* Problem requirements:
Check each line of the records for "value"; collect those that have it.

──────── Stored rows

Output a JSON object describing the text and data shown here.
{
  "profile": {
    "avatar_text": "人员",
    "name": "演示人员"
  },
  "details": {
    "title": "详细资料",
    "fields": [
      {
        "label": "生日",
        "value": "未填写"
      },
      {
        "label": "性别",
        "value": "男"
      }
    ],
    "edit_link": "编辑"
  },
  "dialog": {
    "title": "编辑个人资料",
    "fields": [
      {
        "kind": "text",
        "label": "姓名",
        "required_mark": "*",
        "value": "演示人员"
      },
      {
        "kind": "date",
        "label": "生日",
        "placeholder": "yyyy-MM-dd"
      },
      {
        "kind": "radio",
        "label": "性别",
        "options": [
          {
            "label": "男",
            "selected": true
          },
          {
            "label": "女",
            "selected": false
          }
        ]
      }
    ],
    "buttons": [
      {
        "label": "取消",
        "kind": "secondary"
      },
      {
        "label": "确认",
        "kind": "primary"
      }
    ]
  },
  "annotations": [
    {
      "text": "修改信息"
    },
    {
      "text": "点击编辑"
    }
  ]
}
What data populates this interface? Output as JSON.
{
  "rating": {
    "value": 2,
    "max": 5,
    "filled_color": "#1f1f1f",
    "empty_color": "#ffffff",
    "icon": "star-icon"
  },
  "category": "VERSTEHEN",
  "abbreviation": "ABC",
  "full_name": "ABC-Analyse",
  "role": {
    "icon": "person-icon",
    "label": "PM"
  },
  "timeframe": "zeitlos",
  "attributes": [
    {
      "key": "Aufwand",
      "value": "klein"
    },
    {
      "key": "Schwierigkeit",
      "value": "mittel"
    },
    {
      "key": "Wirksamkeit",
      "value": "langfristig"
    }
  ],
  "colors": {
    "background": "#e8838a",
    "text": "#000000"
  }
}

────────────────

* Completed task:
        "value": "未填写"
        "value": "男"
        "value": "演示人员"
    "value": 2,
      "value": "klein"
      "value": "mittel"
      "value": "langfristig"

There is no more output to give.